### Objective
Extract each line holding the word "Target" from the entries.

Dataset items
## Begin
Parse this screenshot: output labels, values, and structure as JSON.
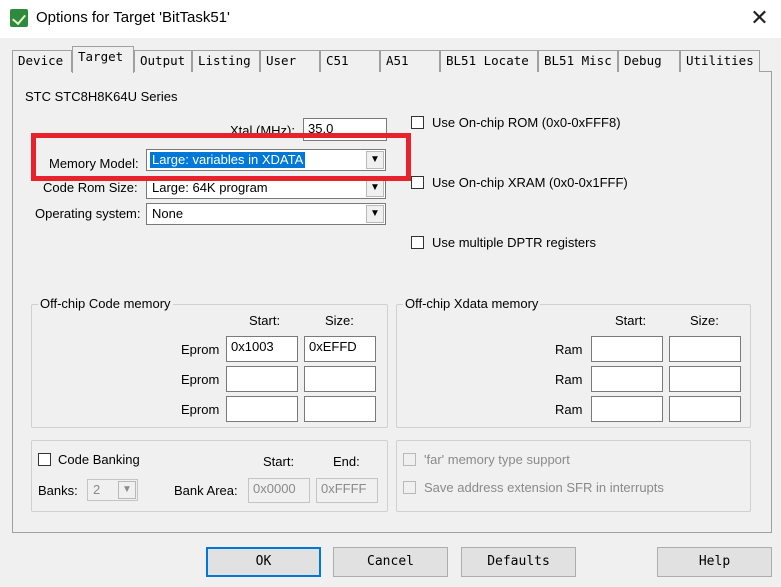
{
  "window": {
    "title": "Options for Target 'BitTask51'",
    "close_glyph": "✕"
  },
  "tabs": [
    {
      "label": "Device"
    },
    {
      "label": "Target"
    },
    {
      "label": "Output"
    },
    {
      "label": "Listing"
    },
    {
      "label": "User"
    },
    {
      "label": "C51"
    },
    {
      "label": "A51"
    },
    {
      "label": "BL51 Locate"
    },
    {
      "label": "BL51 Misc"
    },
    {
      "label": "Debug"
    },
    {
      "label": "Utilities"
    }
  ],
  "device_name": "STC STC8H8K64U Series",
  "xtal": {
    "label": "Xtal (MHz):",
    "value": "35.0"
  },
  "memory_model": {
    "label": "Memory Model:",
    "value": "Large: variables in XDATA"
  },
  "code_rom_size": {
    "label": "Code Rom Size:",
    "value": "Large: 64K program"
  },
  "operating_system": {
    "label": "Operating system:",
    "value": "None"
  },
  "options": {
    "onchip_rom": "Use On-chip ROM (0x0-0xFFF8)",
    "onchip_xram": "Use On-chip XRAM (0x0-0x1FFF)",
    "multiple_dptr": "Use multiple DPTR registers"
  },
  "offchip_code": {
    "title": "Off-chip Code memory",
    "start_header": "Start:",
    "size_header": "Size:",
    "rows": [
      {
        "label": "Eprom",
        "start": "0x1003",
        "size": "0xEFFD"
      },
      {
        "label": "Eprom",
        "start": "",
        "size": ""
      },
      {
        "label": "Eprom",
        "start": "",
        "size": ""
      }
    ]
  },
  "offchip_xdata": {
    "title": "Off-chip Xdata memory",
    "start_header": "Start:",
    "size_header": "Size:",
    "rows": [
      {
        "label": "Ram",
        "start": "",
        "size": ""
      },
      {
        "label": "Ram",
        "start": "",
        "size": ""
      },
      {
        "label": "Ram",
        "start": "",
        "size": ""
      }
    ]
  },
  "code_banking": {
    "label": "Code Banking",
    "start_header": "Start:",
    "end_header": "End:",
    "banks_label": "Banks:",
    "banks_value": "2",
    "bank_area_label": "Bank Area:",
    "bank_area_start": "0x0000",
    "bank_area_end": "0xFFFF"
  },
  "far_options": {
    "far_memory": "'far' memory type support",
    "save_sfr": "Save address extension SFR in interrupts"
  },
  "buttons": {
    "ok": "OK",
    "cancel": "Cancel",
    "defaults": "Defaults",
    "help": "Help"
  },
  "colors": {
    "highlight": "#e8222a",
    "selection": "#0078d7"
  }
}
## End
### Result of this task
    "title": "Options for Target 'BitTask51'",
      "label": "Target"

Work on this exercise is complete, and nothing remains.